▸ **TASK TO COMPLETE**
Swap "Facilitators" for "Group leaders" in the rows below, and give the rows back with everything else left the same.

---------- DATA LINES ----------

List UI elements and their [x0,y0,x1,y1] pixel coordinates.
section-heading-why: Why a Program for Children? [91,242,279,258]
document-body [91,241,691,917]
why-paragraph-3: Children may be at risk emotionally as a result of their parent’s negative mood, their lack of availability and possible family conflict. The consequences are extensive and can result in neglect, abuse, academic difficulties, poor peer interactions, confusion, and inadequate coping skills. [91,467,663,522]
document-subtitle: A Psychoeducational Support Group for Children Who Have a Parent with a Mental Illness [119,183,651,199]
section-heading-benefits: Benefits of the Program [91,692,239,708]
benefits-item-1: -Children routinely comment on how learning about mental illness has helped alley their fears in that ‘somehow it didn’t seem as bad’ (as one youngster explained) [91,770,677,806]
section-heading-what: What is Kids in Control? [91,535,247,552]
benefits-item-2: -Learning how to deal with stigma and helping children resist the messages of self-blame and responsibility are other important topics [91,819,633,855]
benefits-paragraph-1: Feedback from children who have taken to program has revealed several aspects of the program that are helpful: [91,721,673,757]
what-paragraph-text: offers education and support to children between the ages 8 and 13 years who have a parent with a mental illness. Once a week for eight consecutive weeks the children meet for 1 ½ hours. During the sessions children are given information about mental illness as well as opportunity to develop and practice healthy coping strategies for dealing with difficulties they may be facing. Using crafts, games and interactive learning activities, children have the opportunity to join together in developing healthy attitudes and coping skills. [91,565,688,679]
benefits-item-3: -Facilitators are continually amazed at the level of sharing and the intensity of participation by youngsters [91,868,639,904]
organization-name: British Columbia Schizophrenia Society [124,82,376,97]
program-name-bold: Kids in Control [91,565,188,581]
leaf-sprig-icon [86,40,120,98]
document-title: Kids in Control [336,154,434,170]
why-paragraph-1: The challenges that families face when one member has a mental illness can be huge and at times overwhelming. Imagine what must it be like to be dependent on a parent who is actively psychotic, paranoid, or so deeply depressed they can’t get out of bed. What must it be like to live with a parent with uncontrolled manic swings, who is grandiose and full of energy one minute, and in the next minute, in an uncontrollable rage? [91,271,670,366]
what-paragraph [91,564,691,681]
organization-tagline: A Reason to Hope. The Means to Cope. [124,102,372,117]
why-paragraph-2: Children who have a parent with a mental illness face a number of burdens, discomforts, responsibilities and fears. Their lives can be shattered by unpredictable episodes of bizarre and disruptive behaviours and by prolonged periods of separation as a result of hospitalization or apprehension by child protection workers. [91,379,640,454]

----------

▸ **SOLUTION TO THIS EXERCISE**
List UI elements and their [x0,y0,x1,y1] pixel coordinates.
section-heading-why: Why a Program for Children? [91,242,279,258]
document-body [91,241,691,917]
why-paragraph-3: Children may be at risk emotionally as a result of their parent’s negative mood, their lack of availability and possible family conflict. The consequences are extensive and can result in neglect, abuse, academic difficulties, poor peer interactions, confusion, and inadequate coping skills. [91,467,663,522]
document-subtitle: A Psychoeducational Support Group for Children Who Have a Parent with a Mental Illness [119,183,651,199]
section-heading-benefits: Benefits of the Program [91,692,239,708]
benefits-item-1: -Children routinely comment on how learning about mental illness has helped alley their fears in that ‘somehow it didn’t seem as bad’ (as one youngster explained) [91,770,677,806]
section-heading-what: What is Kids in Control? [91,535,247,552]
benefits-item-2: -Learning how to deal with stigma and helping children resist the messages of self-blame and responsibility are other important topics [91,819,633,855]
benefits-paragraph-1: Feedback from children who have taken to program has revealed several aspects of the program that are helpful: [91,721,673,757]
what-paragraph-text: offers education and support to children between the ages 8 and 13 years who have a parent with a mental illness. Once a week for eight consecutive weeks the children meet for 1 ½ hours. During the sessions children are given information about mental illness as well as opportunity to develop and practice healthy coping strategies for dealing with difficulties they may be facing. Using crafts, games and interactive learning activities, children have the opportunity to join together in developing healthy attitudes and coping skills. [91,565,688,679]
benefits-item-3: -Group leaders are continually amazed at the level of sharing and the intensity of participation by youngsters [91,868,639,904]
organization-name: British Columbia Schizophrenia Society [124,82,376,97]
program-name-bold: Kids in Control [91,565,188,581]
leaf-sprig-icon [86,40,120,98]
document-title: Kids in Control [336,154,434,170]
why-paragraph-1: The challenges that families face when one member has a mental illness can be huge and at times overwhelming. Imagine what must it be like to be dependent on a parent who is actively psychotic, paranoid, or so deeply depressed they can’t get out of bed. What must it be like to live with a parent with uncontrolled manic swings, who is grandiose and full of energy one minute, and in the next minute, in an uncontrollable rage? [91,271,670,366]
what-paragraph [91,564,691,681]
organization-tagline: A Reason to Hope. The Means to Cope. [124,102,372,117]
why-paragraph-2: Children who have a parent with a mental illness face a number of burdens, discomforts, responsibilities and fears. Their lives can be shattered by unpredictable episodes of bizarre and disruptive behaviours and by prolonged periods of separation as a result of hospitalization or apprehension by child protection workers. [91,379,640,454]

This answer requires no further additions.